◆ Text passage ◆
━━━━━━━━━━━━━━━━━━━━━━━━━━━━━━

I've created a system in the framework that manages emulators concurrently. As such I can evaluate a number of streams at once with a linear performance scale, but practically speaking the number of running emulators can only be 8 to 32 (and 32 is really pushing it) before system performance deteriorates. This means (given the choice), an algorithm which can do processing while an evaluation is taking place would be highly beneficial, because the optimizer can do some heavy-lifting while it waits on an evaluation.
As a test, my evaluation function (for the game Banjo Kazooie) was to sum, per frame, the distance from the player to a goal point. This meant the optimal solution was to get as close to that point as quickly as possible. Limiting mutation to the analog stick only, it took a day to get an okay solution. (This was before I implemented concurrency.)
After adding concurrency, I enabled mutation of A button presses and did the same evaluation function at an area that required jumping. With 24 emulators running it took roughly 1 hour to reach the goal from an initially blank input stream, but would probably need to run for days to get to anything close to optimal.
The issue I'm facing is that I don't know enough about the mathematical optimization field to know how to properly model my optimization problem! I can roughly follow the conceptual idea of many algorithms as described on Wikipedia, for example, but I don't know how to categorize my problem or select the state-of-the-art algorithm for that category.

━━━━━━━━━━━━━━━━━━━━━━━━━━━━━━

◆ Work task A ◆
List every length of time the emulator post mentions.
◆ Work task B ◆
In the emulator post, which game was the evaluation function written for?
◆ Work task C ◆
Repeat the part of the emulator post that opens with the words containing "As a test, my" and closes with "close to optimal.".

◆ Material provided ◆
━━━━━━━━━━━━━━━━━━━━━━━━━━━━━━

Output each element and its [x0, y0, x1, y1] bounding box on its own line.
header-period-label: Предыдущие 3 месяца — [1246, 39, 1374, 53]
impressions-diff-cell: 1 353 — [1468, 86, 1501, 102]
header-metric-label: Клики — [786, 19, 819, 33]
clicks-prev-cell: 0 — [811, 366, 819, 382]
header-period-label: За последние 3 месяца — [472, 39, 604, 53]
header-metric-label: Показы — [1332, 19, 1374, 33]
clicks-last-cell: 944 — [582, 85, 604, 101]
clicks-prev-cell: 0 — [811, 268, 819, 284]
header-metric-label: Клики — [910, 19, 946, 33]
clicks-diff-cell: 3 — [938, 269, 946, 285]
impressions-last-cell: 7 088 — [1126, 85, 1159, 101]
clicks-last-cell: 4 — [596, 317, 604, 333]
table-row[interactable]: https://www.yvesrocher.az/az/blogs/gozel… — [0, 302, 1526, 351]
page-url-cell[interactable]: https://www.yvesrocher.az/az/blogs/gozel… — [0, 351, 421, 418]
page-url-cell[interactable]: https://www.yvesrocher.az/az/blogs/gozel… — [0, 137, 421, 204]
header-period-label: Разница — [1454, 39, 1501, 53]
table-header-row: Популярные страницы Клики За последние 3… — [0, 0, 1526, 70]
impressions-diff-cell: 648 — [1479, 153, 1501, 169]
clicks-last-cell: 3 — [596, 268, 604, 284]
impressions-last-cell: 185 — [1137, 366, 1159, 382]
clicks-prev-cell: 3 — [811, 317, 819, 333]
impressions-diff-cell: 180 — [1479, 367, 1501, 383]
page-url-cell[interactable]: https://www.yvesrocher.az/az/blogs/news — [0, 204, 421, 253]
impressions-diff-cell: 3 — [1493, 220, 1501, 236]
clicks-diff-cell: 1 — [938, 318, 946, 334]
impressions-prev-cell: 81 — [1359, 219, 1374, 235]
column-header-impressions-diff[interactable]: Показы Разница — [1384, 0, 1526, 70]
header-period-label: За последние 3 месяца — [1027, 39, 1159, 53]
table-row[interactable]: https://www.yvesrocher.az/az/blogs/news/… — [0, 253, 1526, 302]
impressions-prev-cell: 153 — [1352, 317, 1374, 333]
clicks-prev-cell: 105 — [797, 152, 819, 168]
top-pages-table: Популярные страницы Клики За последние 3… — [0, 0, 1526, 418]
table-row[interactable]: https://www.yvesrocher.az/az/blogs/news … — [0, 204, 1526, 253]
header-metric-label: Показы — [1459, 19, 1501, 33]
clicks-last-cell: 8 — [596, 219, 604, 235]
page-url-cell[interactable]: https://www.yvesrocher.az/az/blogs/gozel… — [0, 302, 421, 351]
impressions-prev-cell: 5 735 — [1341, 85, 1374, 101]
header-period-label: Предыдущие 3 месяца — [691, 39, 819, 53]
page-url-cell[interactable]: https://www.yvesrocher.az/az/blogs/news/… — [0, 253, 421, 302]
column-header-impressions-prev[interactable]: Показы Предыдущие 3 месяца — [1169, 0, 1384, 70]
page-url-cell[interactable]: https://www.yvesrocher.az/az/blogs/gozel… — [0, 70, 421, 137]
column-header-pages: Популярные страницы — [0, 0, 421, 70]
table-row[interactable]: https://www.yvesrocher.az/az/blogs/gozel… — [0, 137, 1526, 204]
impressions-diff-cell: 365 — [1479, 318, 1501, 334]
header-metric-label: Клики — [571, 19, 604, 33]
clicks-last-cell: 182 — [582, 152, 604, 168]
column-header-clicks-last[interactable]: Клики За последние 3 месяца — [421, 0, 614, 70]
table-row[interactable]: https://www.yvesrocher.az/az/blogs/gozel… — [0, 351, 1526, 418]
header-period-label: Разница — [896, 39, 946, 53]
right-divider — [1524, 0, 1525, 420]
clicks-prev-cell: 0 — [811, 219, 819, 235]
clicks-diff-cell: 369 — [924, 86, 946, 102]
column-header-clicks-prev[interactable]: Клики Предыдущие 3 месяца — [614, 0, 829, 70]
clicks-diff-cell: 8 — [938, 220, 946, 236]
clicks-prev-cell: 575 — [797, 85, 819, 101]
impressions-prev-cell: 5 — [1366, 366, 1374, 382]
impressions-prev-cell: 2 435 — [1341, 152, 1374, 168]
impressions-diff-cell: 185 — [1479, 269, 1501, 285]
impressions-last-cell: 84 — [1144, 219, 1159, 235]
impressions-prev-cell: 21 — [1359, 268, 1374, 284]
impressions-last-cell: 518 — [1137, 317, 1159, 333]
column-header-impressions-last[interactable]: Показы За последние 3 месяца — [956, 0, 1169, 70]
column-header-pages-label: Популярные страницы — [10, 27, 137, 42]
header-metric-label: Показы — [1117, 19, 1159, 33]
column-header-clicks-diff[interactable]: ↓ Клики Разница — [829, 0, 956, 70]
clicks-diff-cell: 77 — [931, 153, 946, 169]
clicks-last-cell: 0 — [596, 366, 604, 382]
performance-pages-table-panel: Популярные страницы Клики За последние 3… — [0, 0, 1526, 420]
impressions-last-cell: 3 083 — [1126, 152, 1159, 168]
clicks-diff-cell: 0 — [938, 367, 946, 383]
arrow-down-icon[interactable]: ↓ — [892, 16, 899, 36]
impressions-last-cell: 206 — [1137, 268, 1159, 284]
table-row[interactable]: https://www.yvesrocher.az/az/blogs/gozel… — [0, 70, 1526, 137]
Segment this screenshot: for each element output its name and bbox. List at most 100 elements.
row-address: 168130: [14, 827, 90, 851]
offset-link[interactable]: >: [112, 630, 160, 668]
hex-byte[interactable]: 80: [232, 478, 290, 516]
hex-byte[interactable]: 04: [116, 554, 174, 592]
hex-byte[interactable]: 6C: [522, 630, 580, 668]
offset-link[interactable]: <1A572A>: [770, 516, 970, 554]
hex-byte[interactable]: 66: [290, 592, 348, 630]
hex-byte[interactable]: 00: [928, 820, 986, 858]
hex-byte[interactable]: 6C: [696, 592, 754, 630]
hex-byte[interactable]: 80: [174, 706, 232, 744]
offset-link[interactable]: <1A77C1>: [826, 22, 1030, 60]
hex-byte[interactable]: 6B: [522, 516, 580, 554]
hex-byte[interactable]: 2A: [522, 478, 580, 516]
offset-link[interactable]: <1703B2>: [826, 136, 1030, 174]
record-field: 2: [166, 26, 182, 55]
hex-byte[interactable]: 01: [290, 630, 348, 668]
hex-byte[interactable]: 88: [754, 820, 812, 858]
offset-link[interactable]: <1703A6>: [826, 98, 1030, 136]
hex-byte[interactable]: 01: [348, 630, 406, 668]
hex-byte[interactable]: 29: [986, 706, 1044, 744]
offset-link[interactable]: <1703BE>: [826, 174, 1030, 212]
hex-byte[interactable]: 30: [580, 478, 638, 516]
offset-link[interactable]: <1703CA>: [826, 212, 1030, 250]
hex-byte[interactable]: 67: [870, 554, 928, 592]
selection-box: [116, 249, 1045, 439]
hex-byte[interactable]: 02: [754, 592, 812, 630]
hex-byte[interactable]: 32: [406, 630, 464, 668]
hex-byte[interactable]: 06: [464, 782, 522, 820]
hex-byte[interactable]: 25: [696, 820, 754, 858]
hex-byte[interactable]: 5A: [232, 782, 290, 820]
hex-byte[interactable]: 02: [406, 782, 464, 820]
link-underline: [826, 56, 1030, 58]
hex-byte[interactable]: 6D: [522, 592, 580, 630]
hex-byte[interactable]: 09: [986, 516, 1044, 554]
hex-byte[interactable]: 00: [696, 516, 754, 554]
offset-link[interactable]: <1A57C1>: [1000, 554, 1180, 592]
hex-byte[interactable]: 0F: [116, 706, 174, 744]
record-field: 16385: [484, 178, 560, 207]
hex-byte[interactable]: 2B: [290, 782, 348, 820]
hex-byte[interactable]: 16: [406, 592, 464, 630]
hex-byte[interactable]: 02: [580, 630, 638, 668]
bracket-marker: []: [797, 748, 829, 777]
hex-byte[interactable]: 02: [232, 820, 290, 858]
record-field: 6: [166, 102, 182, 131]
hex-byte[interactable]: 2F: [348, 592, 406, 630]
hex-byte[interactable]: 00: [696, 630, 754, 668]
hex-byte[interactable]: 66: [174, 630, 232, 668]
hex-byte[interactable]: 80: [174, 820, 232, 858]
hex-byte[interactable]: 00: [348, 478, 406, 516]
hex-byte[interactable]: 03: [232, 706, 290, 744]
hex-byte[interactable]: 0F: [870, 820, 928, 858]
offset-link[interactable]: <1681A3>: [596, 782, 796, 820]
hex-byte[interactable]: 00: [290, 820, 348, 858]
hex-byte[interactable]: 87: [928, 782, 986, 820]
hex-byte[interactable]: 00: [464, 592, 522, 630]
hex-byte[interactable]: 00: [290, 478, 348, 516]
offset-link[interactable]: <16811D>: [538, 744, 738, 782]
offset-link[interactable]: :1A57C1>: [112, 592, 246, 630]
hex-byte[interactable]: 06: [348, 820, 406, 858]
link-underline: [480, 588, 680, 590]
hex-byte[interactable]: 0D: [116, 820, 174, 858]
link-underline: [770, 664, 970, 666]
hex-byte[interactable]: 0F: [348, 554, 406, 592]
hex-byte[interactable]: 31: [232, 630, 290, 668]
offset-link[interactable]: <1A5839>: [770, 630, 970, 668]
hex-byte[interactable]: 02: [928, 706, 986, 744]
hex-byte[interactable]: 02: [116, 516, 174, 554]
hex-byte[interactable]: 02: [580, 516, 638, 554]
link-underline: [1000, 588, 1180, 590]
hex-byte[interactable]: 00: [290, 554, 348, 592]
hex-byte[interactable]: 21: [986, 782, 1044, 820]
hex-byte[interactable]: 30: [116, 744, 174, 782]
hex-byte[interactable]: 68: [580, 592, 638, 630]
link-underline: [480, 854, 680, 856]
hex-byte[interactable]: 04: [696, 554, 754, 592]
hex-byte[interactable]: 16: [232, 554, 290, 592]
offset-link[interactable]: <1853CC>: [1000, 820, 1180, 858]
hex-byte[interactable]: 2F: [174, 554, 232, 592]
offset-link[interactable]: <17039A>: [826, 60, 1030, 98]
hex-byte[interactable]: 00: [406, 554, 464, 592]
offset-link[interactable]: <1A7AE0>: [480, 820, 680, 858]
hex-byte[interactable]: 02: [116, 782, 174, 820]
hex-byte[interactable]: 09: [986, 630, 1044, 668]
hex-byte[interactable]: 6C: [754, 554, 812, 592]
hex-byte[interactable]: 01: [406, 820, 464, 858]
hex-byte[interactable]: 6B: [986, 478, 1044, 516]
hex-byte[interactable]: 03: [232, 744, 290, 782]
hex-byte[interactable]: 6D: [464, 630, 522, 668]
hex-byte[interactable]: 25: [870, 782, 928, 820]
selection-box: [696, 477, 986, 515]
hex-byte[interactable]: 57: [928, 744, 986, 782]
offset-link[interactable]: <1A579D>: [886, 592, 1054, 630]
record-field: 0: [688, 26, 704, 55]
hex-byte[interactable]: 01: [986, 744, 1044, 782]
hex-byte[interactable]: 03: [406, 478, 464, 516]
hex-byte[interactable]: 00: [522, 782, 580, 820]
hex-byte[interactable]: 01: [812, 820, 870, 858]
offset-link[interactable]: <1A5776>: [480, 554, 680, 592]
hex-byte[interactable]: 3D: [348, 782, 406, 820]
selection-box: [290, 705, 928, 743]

━━━━━━━━━━━━━━━━━━━━━━━━━━━━━━

◆ Final answer A ◆
a day
roughly 1 hour
days

◆ Final answer B ◆
Banjo Kazooie

◆ Final answer C ◆
As a test, my evaluation function (for the game Banjo Kazooie) was to sum, per frame, the distance from the player to a goal point. This meant the optimal solution was to get as close to that point as quickly as possible. Limiting mutation to the analog stick only, it took a day to get an okay solution. (This was before I implemented concurrency.)
After adding concurrency, I enabled mutation of A button presses and did the same evaluation function at an area that required jumping. With 24 emulators running it took roughly 1 hour to reach the goal from an initially blank input stream, but would probably need to run for days to get to anything close to optimal.